◆ Task statement: Give every entry again, word for word.

◆ Excerpted records:
┌────────

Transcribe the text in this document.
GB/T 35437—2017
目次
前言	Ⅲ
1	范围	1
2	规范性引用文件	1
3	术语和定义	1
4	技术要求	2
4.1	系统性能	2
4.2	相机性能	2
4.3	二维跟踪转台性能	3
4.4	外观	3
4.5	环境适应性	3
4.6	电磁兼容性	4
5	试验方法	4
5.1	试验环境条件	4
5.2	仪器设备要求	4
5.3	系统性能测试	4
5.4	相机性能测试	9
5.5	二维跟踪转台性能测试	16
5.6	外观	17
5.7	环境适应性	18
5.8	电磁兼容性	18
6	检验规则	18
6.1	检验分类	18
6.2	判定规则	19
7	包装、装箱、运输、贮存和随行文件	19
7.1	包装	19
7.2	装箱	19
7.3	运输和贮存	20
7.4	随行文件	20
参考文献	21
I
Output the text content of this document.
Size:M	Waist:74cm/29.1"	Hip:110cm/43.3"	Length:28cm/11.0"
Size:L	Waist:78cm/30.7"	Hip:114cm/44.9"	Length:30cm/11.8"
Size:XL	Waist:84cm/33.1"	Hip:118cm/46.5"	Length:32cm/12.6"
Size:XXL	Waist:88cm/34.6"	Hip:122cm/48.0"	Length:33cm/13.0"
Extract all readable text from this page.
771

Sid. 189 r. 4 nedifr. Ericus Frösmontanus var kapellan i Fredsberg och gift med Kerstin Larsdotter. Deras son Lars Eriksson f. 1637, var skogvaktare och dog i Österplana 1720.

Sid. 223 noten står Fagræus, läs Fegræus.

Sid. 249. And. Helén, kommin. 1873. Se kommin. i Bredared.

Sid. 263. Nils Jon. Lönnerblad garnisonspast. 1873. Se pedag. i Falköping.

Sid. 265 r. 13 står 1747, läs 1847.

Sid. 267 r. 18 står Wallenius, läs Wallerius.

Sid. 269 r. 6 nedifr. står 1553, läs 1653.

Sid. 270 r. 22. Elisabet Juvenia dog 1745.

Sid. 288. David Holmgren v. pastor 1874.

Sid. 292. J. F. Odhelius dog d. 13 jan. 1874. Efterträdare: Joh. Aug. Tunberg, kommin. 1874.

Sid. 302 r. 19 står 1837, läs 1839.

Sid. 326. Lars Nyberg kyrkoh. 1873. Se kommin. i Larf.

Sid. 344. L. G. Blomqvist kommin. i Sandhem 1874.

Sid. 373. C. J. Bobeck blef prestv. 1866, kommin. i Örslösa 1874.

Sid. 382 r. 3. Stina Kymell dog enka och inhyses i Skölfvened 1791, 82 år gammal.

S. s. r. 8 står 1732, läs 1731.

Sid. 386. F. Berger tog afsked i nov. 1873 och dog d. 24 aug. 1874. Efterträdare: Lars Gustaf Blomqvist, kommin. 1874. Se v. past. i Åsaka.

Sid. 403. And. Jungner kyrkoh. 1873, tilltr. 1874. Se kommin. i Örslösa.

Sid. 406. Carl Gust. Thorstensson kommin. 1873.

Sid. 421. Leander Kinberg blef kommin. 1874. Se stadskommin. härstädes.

└────────

◆ Solution:
Transcribe the text in this document.
GB/T 35437—2017
目次
前言	Ⅲ
1	范围	1
2	规范性引用文件	1
3	术语和定义	1
4	技术要求	2
4.1	系统性能	2
4.2	相机性能	2
4.3	二维跟踪转台性能	3
4.4	外观	3
4.5	环境适应性	3
4.6	电磁兼容性	4
5	试验方法	4
5.1	试验环境条件	4
5.2	仪器设备要求	4
5.3	系统性能测试	4
5.4	相机性能测试	9
5.5	二维跟踪转台性能测试	16
5.6	外观	17
5.7	环境适应性	18
5.8	电磁兼容性	18
6	检验规则	18
6.1	检验分类	18
6.2	判定规则	19
7	包装、装箱、运输、贮存和随行文件	19
7.1	包装	19
7.2	装箱	19
7.3	运输和贮存	20
7.4	随行文件	20
参考文献	21
I
Output the text content of this document.
Size:M	Waist:74cm/29.1"	Hip:110cm/43.3"	Length:28cm/11.0"
Size:L	Waist:78cm/30.7"	Hip:114cm/44.9"	Length:30cm/11.8"
Size:XL	Waist:84cm/33.1"	Hip:118cm/46.5"	Length:32cm/12.6"
Size:XXL	Waist:88cm/34.6"	Hip:122cm/48.0"	Length:33cm/13.0"
Extract all readable text from this page.
771

Sid. 189 r. 4 nedifr. Ericus Frösmontanus var kapellan i Fredsberg och gift med Kerstin Larsdotter. Deras son Lars Eriksson f. 1637, var skogvaktare och dog i Österplana 1720.

Sid. 223 noten står Fagræus, läs Fegræus.

Sid. 249. And. Helén, kommin. 1873. Se kommin. i Bredared.

Sid. 263. Nils Jon. Lönnerblad garnisonspast. 1873. Se pedag. i Falköping.

Sid. 265 r. 13 står 1747, läs 1847.

Sid. 267 r. 18 står Wallenius, läs Wallerius.

Sid. 269 r. 6 nedifr. står 1553, läs 1653.

Sid. 270 r. 22. Elisabet Juvenia dog 1745.

Sid. 288. David Holmgren v. pastor 1874.

Sid. 292. J. F. Odhelius dog d. 13 jan. 1874. Efterträdare: Joh. Aug. Tunberg, kommin. 1874.

Sid. 302 r. 19 står 1837, läs 1839.

Sid. 326. Lars Nyberg kyrkoh. 1873. Se kommin. i Larf.

Sid. 344. L. G. Blomqvist kommin. i Sandhem 1874.

Sid. 373. C. J. Bobeck blef prestv. 1866, kommin. i Örslösa 1874.

Sid. 382 r. 3. Stina Kymell dog enka och inhyses i Skölfvened 1791, 82 år gammal.

S. s. r. 8 står 1732, läs 1731.

Sid. 386. F. Berger tog afsked i nov. 1873 och dog d. 24 aug. 1874. Efterträdare: Lars Gustaf Blomqvist, kommin. 1874. Se v. past. i Åsaka.

Sid. 403. And. Jungner kyrkoh. 1873, tilltr. 1874. Se kommin. i Örslösa.

Sid. 406. Carl Gust. Thorstensson kommin. 1873.

Sid. 421. Leander Kinberg blef kommin. 1874. Se stadskommin. härstädes.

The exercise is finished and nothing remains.